** BEGIN PROVIDED INFORMATION **
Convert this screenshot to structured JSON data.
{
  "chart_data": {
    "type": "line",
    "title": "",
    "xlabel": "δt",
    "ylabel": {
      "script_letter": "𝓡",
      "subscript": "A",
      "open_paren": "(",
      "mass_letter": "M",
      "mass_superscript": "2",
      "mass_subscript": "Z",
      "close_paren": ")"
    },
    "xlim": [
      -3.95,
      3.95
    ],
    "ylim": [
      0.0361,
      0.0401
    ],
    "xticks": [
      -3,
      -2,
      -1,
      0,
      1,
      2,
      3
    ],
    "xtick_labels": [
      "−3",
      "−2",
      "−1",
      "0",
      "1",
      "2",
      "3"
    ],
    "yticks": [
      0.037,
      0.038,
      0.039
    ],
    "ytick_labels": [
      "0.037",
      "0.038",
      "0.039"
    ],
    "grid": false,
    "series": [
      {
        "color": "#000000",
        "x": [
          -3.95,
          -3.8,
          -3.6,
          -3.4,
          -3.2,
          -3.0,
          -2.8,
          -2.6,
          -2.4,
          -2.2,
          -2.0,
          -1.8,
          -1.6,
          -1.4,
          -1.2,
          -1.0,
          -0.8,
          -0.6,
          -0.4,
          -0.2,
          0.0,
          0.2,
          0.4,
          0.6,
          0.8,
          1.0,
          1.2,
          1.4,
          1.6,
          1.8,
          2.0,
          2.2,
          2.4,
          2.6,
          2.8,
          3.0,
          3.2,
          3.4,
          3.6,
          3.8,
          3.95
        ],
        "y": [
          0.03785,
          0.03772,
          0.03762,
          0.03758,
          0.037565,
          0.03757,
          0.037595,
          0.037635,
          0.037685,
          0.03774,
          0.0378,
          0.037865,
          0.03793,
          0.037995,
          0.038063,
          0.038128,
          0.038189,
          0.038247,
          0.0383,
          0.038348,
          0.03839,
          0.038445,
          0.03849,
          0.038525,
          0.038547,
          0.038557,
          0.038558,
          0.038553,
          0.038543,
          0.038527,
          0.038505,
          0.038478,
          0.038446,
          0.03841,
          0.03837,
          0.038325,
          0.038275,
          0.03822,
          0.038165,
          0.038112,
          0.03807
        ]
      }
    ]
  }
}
** END PROVIDED INFORMATION **
** BEGIN PROVIDED INFORMATION **
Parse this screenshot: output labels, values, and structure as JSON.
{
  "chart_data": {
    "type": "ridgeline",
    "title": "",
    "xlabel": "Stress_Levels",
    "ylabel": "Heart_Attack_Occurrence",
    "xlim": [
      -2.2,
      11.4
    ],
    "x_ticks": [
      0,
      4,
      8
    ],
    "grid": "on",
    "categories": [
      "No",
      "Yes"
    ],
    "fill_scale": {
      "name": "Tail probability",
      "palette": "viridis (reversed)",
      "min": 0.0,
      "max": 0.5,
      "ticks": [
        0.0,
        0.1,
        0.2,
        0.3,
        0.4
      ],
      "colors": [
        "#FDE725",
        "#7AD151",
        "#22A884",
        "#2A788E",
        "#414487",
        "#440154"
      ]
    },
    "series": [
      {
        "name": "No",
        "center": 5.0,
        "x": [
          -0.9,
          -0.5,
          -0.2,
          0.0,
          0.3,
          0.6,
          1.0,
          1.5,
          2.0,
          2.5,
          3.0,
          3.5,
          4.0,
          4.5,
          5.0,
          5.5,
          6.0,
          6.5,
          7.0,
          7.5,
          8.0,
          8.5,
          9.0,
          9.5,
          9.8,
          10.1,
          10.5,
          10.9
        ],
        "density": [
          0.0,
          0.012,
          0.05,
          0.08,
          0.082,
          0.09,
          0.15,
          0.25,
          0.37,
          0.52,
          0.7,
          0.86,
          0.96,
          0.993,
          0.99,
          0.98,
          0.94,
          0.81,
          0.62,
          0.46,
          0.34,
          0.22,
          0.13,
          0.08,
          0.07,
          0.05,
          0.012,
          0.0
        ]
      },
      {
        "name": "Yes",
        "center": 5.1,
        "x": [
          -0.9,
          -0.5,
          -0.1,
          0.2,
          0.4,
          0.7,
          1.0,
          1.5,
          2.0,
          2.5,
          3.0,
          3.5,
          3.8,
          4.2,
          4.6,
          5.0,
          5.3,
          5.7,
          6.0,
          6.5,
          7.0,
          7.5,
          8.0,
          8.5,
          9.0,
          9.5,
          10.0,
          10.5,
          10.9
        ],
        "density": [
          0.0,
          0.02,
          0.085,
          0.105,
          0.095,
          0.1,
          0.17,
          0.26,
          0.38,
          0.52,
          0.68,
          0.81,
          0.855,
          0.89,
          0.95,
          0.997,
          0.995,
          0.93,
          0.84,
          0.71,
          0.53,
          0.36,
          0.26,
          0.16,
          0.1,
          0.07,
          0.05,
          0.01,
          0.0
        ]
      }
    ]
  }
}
** END PROVIDED INFORMATION **
_SHORT PROBLEM_
In the material above, how many lines hold the word "JSON"? Say only the number.

_EXERCISE RESULT_
2